DIRECTIVE: State the number of lines that include the string "relativa", and write nothing else.

-- Begin RECORDS SHOWN --

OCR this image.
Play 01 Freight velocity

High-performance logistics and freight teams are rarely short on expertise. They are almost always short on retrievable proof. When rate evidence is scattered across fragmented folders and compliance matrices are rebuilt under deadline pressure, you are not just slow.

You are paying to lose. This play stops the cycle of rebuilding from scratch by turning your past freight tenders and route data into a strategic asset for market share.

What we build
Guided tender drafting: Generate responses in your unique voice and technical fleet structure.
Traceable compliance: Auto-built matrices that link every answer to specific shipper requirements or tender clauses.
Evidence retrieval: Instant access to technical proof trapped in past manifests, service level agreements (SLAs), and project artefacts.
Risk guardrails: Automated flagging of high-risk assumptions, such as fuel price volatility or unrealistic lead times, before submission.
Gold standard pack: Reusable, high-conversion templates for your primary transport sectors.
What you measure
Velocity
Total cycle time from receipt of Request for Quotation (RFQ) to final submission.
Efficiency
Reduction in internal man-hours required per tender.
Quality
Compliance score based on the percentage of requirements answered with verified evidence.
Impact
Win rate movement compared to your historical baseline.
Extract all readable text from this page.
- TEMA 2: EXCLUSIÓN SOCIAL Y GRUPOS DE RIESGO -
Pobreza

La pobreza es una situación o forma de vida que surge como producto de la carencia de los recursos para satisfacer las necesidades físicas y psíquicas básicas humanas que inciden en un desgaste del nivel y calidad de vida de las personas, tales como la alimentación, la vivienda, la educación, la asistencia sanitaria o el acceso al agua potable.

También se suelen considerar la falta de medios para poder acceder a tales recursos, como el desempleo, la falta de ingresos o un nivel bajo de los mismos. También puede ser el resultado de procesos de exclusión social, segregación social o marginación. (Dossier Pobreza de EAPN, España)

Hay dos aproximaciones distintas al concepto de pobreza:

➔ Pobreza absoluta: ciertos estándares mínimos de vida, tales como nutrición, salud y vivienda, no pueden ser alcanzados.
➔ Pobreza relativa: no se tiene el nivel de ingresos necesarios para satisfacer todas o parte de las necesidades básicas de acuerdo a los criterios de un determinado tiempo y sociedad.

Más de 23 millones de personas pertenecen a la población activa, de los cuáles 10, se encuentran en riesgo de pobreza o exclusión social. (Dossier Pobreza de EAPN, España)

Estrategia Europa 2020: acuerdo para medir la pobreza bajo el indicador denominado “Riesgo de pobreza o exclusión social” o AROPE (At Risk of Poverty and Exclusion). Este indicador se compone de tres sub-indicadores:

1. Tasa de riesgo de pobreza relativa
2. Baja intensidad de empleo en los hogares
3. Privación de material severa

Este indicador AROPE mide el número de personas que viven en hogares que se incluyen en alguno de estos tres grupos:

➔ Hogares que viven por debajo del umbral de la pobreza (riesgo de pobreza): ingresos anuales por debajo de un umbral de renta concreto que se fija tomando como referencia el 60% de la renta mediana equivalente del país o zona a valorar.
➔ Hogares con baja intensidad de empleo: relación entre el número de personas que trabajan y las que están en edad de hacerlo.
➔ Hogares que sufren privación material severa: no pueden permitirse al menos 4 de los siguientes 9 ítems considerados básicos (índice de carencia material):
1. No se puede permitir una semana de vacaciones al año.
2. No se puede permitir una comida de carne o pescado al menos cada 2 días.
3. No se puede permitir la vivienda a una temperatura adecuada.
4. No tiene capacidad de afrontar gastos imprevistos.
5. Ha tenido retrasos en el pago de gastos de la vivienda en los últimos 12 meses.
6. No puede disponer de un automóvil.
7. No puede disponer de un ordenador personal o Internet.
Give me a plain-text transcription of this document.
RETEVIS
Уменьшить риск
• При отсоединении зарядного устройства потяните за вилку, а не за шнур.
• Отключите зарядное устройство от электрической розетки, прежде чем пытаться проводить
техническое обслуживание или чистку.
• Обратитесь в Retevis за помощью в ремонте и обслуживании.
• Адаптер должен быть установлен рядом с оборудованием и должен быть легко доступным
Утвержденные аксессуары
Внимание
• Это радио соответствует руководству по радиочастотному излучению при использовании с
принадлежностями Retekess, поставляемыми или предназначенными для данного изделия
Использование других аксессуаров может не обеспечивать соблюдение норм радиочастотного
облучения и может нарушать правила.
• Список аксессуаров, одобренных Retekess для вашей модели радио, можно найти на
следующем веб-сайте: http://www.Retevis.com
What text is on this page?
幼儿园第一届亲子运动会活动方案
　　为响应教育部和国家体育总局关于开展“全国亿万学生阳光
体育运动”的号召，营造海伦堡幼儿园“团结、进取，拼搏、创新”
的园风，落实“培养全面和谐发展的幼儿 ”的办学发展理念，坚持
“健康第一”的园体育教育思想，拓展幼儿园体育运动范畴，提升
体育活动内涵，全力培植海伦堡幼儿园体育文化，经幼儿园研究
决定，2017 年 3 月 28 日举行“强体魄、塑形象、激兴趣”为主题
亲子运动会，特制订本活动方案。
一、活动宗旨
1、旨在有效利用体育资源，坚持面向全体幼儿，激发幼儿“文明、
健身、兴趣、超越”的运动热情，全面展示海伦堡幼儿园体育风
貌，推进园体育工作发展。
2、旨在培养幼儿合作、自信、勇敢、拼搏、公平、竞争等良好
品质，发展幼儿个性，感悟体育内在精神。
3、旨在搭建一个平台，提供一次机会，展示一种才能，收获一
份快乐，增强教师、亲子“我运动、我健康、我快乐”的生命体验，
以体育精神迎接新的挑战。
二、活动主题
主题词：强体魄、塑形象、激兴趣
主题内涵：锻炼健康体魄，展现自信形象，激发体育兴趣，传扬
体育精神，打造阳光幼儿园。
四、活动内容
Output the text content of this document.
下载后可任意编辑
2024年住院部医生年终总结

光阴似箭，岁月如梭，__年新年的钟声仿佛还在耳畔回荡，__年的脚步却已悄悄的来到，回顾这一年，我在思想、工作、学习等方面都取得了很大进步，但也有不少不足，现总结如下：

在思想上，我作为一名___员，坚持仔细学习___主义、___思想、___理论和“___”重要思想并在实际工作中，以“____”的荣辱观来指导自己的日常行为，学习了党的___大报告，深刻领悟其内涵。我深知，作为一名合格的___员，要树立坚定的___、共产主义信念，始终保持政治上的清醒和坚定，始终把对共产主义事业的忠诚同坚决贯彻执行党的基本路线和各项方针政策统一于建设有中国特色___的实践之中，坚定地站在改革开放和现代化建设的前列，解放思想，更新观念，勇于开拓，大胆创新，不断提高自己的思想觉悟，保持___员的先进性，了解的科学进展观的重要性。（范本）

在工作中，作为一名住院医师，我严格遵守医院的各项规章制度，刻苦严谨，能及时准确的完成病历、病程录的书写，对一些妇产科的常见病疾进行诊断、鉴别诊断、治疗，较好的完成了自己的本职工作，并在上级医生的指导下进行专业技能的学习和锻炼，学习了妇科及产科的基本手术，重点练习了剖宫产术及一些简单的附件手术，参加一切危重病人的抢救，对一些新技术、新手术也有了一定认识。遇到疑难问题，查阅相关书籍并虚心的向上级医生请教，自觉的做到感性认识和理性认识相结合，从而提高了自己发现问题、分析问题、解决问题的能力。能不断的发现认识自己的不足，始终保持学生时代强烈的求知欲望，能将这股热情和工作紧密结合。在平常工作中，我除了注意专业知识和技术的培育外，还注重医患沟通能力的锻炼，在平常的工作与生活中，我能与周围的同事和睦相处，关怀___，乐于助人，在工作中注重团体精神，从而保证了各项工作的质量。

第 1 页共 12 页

-- End RECORDS SHOWN --

ANSWER TO THE TASK: 2